Record excerpts start

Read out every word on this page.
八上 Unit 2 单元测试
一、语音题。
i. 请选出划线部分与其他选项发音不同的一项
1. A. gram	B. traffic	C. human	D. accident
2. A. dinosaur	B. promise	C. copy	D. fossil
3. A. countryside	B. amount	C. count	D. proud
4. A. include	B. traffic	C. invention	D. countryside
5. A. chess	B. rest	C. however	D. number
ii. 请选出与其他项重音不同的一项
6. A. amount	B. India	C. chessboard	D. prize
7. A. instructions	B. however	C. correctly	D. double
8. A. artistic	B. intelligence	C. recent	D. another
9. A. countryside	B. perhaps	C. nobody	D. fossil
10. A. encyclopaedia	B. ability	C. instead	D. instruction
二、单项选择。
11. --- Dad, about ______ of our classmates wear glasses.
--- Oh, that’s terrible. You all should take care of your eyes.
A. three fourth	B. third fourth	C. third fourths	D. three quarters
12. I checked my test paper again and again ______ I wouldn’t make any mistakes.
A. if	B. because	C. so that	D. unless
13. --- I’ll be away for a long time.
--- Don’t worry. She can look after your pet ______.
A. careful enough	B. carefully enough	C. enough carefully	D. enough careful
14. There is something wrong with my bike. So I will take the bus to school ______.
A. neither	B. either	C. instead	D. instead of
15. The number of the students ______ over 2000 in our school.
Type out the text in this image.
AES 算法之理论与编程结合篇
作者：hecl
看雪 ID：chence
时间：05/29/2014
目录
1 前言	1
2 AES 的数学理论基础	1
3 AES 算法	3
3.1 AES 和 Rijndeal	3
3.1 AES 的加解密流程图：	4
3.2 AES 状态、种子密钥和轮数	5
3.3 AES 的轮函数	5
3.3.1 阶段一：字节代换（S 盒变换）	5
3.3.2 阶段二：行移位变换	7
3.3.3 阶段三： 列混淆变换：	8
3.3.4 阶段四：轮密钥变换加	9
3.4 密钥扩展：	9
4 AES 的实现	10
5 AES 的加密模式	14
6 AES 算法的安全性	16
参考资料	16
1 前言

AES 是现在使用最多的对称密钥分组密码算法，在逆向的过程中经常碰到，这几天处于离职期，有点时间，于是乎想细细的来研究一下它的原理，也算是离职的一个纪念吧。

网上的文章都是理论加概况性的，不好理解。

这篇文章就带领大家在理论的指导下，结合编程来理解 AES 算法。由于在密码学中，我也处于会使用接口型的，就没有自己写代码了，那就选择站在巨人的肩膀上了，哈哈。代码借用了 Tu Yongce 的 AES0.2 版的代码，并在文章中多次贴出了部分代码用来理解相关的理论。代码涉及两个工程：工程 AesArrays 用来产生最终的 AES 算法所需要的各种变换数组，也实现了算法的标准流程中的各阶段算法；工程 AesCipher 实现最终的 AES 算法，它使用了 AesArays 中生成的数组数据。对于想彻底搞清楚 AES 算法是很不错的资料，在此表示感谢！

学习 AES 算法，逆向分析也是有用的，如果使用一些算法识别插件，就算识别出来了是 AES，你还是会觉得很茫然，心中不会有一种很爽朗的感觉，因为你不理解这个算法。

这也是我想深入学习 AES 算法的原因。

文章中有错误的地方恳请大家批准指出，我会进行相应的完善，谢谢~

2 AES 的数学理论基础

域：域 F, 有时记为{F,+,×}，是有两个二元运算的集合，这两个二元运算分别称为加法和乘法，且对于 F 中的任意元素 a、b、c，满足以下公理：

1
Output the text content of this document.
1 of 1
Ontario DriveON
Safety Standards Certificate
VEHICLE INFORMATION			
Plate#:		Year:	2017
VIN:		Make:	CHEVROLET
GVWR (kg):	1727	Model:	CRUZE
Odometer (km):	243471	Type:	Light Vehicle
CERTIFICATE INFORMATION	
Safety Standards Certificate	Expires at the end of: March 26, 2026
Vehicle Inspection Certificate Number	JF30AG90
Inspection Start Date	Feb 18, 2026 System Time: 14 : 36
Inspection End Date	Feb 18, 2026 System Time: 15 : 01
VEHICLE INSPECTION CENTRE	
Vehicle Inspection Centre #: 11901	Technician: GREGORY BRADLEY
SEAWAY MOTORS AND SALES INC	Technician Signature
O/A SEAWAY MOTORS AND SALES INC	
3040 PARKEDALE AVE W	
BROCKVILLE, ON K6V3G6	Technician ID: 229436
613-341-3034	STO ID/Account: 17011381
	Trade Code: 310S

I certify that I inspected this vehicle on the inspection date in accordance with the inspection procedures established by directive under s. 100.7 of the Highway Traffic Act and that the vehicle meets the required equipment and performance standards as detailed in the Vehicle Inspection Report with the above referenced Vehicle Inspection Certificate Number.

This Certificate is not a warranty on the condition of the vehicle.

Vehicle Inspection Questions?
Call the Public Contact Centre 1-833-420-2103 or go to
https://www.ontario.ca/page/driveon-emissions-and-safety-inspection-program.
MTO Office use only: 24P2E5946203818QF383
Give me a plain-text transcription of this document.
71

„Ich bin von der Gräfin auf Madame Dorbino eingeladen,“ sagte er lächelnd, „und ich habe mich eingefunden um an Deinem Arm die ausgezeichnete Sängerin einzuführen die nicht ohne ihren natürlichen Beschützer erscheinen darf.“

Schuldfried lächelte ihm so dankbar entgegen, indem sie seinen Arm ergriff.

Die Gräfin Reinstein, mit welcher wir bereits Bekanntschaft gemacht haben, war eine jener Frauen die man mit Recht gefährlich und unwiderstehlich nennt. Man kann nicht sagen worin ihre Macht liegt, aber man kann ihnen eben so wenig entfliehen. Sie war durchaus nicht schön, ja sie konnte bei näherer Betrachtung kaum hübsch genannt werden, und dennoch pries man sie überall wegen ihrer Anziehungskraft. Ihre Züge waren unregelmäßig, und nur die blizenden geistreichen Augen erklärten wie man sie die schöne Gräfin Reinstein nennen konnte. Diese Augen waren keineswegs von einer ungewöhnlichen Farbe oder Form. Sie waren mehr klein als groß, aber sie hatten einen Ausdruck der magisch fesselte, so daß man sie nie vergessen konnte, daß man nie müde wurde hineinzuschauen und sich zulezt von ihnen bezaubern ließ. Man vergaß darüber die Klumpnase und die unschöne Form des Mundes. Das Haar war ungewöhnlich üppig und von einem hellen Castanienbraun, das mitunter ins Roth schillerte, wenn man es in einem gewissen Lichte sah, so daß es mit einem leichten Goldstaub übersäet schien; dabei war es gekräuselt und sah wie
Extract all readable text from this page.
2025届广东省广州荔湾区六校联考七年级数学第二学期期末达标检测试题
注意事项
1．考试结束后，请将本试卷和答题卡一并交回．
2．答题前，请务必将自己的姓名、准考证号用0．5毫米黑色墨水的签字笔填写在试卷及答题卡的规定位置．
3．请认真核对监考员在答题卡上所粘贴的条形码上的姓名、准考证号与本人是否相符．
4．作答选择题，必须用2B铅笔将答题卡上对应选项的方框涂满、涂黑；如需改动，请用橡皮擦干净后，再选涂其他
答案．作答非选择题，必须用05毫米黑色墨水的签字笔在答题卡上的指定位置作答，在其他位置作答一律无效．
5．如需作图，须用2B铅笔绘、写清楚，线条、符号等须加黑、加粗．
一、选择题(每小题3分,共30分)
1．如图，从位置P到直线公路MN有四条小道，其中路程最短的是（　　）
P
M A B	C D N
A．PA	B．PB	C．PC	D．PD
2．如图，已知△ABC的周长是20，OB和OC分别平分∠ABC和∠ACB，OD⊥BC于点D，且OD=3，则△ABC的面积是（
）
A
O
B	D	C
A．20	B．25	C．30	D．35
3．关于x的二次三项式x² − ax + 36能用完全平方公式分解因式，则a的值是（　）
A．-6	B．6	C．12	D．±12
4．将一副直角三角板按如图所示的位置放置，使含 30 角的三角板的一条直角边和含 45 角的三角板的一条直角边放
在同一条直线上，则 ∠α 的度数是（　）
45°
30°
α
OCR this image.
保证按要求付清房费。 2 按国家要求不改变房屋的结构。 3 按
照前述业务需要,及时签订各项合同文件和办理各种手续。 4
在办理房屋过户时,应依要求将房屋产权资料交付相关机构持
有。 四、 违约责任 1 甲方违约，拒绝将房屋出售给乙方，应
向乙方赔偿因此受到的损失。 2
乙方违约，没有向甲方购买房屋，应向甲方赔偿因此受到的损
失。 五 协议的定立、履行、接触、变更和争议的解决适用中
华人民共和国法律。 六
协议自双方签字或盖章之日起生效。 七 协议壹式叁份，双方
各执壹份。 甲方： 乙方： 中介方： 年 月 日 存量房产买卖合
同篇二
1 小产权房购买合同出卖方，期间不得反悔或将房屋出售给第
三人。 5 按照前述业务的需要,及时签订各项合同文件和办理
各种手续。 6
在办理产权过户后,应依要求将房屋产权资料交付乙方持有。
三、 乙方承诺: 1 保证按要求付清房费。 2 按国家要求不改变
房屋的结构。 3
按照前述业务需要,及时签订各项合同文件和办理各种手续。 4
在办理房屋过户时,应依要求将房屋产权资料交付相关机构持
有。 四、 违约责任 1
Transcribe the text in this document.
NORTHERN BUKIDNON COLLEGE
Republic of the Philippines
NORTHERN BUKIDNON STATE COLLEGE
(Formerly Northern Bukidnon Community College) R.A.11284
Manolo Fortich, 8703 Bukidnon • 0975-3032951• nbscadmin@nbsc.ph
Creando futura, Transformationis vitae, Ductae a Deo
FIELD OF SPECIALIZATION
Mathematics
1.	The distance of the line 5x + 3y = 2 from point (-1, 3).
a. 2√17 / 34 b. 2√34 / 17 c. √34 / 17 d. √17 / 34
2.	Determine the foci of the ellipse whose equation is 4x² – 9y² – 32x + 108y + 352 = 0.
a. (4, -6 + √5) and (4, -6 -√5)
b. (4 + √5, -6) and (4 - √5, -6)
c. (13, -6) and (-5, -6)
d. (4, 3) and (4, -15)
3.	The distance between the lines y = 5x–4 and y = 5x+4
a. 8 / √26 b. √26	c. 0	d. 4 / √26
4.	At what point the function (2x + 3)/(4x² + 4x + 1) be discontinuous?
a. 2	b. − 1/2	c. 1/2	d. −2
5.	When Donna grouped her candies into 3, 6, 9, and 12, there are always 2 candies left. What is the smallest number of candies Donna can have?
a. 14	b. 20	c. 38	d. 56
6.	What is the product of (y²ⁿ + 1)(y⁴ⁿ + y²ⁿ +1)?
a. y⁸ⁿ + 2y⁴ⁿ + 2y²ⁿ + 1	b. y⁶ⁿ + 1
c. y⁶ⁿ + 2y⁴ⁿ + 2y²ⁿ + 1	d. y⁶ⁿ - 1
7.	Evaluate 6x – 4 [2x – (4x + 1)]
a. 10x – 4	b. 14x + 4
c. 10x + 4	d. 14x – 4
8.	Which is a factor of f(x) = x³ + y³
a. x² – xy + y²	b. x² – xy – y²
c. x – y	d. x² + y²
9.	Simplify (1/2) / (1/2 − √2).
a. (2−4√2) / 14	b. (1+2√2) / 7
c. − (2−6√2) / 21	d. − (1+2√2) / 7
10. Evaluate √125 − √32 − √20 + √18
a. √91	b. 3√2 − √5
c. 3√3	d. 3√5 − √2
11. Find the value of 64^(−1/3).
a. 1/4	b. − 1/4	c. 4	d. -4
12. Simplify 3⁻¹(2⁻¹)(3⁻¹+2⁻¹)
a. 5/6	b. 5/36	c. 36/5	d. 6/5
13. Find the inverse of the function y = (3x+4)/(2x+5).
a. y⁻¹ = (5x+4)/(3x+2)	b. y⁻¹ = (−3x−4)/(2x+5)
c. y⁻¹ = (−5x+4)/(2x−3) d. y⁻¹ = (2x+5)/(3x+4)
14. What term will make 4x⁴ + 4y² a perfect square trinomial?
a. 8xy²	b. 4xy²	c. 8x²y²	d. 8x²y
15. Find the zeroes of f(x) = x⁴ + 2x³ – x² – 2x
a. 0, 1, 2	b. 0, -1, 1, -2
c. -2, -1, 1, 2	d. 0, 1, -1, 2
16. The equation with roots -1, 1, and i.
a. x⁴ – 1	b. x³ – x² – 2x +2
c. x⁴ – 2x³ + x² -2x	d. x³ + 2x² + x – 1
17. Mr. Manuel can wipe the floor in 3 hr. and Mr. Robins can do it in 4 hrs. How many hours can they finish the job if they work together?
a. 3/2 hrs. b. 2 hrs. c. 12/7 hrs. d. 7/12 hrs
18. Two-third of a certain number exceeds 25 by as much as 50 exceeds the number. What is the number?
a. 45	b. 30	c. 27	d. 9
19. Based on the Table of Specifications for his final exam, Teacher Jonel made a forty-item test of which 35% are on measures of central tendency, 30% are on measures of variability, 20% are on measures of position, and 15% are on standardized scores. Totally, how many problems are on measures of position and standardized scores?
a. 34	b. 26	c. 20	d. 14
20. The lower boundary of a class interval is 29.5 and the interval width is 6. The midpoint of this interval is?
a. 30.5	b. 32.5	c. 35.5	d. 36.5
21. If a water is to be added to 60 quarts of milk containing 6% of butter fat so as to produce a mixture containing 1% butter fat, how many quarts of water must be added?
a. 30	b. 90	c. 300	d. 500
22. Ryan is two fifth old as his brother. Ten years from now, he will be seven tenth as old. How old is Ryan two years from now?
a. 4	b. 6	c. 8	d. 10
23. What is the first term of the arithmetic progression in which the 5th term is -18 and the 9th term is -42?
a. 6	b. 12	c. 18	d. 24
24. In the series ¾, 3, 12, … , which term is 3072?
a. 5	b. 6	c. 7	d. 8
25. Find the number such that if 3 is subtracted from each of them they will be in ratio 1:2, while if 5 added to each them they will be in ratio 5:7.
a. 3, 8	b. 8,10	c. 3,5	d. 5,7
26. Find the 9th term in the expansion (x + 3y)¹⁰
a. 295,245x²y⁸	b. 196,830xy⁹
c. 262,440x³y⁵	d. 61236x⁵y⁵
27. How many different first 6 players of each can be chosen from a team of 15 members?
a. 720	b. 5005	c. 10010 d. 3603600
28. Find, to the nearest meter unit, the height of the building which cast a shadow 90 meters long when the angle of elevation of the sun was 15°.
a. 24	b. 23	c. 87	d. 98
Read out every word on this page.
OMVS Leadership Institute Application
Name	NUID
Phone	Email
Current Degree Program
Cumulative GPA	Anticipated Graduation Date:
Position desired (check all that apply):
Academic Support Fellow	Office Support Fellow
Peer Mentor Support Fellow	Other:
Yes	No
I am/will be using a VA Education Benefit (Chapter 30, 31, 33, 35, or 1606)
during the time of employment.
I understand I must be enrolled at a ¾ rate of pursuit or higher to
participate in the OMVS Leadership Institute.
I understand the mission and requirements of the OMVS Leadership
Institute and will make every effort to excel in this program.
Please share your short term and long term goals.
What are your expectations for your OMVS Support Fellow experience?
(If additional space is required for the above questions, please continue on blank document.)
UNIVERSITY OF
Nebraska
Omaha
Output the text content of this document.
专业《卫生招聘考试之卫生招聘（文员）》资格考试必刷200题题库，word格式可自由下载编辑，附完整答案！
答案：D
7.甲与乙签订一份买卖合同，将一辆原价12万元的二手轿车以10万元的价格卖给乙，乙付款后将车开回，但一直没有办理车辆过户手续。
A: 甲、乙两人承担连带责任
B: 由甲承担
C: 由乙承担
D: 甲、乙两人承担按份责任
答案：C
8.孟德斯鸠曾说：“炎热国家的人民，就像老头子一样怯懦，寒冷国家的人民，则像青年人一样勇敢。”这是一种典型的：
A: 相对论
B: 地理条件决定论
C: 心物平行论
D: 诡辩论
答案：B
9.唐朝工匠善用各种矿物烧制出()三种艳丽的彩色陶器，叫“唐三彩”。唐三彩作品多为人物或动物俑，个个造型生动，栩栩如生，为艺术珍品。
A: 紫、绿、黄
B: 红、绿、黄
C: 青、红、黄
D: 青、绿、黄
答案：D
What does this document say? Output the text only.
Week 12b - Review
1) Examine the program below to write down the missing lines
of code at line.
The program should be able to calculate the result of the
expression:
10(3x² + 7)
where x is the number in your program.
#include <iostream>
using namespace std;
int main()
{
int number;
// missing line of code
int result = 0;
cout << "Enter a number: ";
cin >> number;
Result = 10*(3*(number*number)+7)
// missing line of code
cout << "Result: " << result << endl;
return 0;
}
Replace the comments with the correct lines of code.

Record excerpts end

## Directions
Copy each line of the records above that carries the word "lines".

## Written reply
3.	The distance between the lines y = 5x–4 and y = 5x+4
1) Examine the program below to write down the missing lines
Replace the comments with the correct lines of code.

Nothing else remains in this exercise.